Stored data

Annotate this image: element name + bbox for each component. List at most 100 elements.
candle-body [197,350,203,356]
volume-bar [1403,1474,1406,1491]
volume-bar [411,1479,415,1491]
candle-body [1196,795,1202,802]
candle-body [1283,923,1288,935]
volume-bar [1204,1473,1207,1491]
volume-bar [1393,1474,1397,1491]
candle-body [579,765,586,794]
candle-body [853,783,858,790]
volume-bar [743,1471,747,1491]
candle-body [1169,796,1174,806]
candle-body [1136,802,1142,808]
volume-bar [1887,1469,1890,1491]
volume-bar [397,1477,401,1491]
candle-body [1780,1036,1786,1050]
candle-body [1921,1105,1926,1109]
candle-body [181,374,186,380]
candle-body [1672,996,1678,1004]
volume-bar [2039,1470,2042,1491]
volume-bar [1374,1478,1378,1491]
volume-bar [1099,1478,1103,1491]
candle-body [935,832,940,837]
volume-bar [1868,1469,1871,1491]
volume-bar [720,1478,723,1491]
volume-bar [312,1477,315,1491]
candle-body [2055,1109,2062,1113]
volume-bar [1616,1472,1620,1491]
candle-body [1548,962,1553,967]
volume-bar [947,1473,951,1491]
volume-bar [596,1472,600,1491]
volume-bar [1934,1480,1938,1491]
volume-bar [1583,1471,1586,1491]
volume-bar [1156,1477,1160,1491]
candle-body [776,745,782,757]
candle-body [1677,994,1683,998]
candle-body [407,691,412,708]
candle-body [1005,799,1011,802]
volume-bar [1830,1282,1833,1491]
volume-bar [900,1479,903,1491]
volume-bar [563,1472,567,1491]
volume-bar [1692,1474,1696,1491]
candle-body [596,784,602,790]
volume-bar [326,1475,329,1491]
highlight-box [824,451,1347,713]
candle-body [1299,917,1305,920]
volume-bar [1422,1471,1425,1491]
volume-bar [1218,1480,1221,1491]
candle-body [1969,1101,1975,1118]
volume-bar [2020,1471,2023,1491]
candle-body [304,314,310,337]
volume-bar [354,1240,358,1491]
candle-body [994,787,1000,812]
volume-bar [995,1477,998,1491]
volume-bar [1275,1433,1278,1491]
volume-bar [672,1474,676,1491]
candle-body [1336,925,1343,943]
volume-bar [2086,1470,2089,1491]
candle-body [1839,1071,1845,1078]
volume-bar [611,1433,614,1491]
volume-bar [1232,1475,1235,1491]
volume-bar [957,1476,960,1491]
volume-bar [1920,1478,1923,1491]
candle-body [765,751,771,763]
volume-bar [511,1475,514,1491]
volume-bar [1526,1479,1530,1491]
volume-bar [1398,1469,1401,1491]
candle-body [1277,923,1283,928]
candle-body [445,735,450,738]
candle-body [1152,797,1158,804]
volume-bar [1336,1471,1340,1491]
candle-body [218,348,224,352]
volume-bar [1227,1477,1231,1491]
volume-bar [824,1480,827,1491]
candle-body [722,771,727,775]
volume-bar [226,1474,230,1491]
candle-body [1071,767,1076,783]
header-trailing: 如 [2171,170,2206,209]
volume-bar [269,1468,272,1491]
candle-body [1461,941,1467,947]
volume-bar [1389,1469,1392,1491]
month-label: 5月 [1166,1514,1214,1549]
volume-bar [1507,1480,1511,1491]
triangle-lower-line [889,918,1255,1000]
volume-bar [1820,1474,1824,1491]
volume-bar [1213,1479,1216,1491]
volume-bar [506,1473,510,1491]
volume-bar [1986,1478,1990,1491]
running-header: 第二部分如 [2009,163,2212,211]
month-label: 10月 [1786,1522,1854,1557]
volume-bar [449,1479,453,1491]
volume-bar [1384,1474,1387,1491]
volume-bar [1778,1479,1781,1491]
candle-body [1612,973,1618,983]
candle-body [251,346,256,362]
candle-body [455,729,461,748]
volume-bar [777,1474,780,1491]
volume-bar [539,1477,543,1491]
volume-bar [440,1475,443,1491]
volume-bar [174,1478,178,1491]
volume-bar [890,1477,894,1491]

Exercise aim —
List every line of the listing above that contains the string "month".

Solution to the problem —
month-label: 5月 [1166,1514,1214,1549]
month-label: 10月 [1786,1522,1854,1557]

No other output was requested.